▶ _Data lines_:
== == ==

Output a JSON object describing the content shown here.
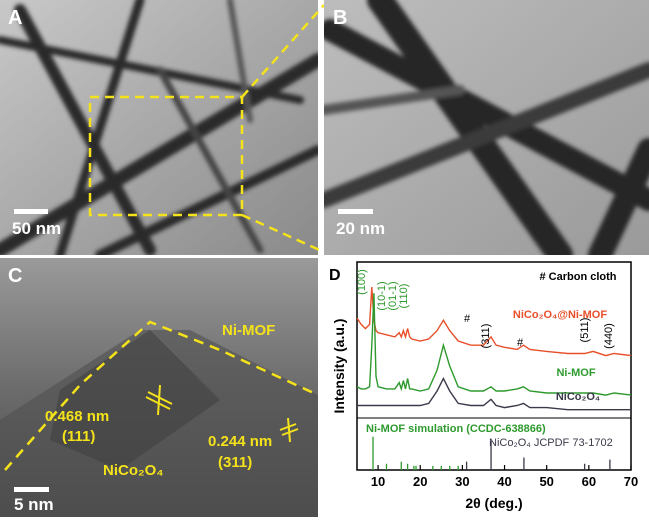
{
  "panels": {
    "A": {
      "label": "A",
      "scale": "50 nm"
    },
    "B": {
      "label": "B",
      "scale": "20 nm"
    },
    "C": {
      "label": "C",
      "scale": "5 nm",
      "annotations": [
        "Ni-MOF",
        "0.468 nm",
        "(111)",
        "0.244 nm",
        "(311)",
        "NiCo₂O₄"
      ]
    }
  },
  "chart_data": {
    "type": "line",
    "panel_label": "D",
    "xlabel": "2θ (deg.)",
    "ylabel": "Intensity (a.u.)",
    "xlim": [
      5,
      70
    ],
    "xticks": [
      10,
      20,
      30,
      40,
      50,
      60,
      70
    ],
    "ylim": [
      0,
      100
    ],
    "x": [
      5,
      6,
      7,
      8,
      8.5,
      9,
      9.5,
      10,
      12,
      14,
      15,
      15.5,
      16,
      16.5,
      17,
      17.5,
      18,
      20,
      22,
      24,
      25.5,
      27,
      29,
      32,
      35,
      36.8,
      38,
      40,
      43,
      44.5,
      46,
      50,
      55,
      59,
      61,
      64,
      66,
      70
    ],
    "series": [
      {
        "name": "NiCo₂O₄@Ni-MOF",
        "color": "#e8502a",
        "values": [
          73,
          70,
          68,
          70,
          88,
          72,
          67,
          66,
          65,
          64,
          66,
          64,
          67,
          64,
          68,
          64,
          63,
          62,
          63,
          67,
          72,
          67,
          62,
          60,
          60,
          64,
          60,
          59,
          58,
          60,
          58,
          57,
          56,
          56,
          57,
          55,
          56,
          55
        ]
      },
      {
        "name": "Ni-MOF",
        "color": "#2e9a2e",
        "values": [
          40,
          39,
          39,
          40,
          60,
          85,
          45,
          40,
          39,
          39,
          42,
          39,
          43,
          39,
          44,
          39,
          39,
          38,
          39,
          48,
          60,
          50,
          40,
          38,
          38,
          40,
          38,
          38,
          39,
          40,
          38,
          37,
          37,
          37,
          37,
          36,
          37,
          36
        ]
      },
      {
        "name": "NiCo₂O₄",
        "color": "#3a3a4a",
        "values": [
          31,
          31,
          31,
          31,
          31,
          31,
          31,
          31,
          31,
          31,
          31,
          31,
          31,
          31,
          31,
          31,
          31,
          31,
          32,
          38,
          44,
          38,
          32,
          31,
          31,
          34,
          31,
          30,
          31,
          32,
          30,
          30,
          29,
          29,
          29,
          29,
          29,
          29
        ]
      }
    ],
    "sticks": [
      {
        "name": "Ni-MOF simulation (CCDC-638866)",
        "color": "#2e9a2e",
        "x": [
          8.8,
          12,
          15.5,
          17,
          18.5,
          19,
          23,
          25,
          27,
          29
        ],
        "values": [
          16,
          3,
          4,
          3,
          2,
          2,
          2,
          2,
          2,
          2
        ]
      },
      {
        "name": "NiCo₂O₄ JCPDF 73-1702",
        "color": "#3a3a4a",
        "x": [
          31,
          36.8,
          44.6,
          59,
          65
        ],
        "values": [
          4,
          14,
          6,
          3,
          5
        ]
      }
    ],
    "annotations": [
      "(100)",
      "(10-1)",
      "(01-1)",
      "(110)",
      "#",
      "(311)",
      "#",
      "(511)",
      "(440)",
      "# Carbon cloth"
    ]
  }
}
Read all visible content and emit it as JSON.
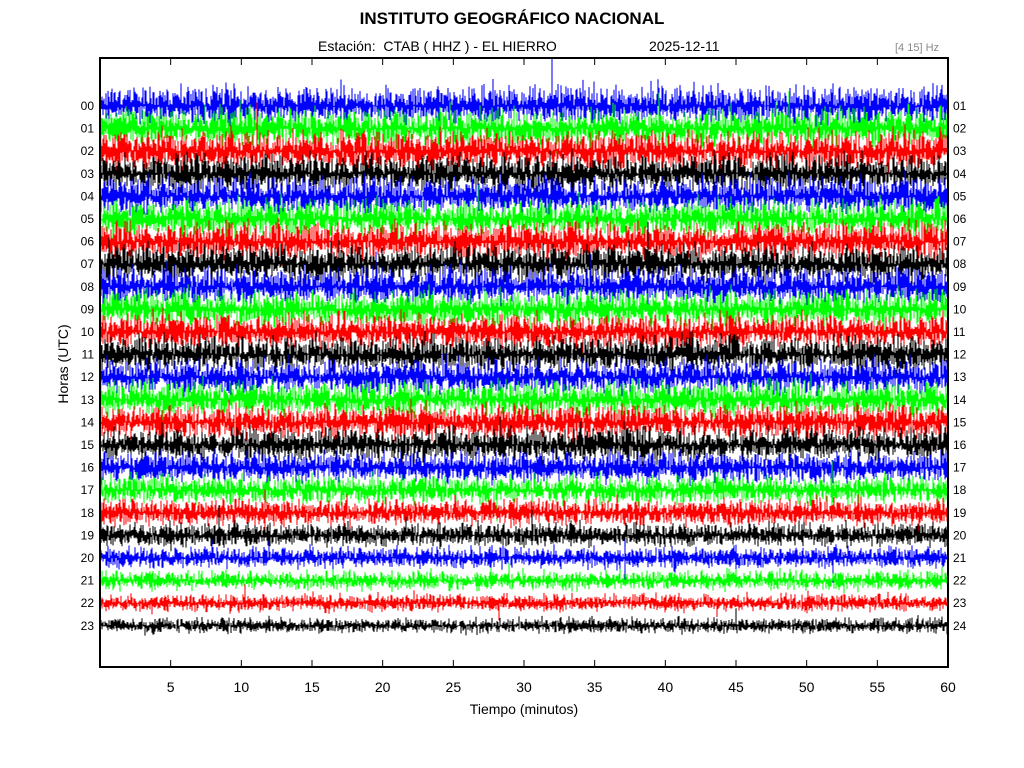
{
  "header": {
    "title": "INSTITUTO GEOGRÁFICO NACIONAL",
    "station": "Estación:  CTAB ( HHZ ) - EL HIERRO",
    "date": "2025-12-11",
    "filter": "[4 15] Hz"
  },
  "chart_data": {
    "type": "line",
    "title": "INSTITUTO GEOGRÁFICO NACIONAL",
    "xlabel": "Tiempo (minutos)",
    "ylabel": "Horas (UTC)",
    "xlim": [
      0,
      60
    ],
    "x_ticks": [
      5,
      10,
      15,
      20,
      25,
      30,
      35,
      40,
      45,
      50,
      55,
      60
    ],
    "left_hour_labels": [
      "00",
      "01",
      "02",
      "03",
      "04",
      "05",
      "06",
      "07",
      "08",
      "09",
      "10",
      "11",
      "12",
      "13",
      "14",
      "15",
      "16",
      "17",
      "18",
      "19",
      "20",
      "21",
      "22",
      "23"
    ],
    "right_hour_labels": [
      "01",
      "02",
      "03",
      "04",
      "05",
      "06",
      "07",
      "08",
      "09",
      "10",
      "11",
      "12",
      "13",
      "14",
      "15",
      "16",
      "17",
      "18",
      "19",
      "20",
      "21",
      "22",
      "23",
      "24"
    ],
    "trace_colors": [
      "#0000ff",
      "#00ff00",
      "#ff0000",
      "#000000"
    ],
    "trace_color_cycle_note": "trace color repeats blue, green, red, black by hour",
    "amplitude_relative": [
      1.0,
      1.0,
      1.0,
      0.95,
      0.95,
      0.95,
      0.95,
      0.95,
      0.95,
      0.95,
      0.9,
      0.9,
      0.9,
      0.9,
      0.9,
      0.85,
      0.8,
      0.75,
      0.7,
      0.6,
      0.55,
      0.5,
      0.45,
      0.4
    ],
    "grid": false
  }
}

== == ==

▶ _What is required_: Among the entries above, how many lines include the word "name"? Give the number with no comment.

▶ _Response to this exercise_: 5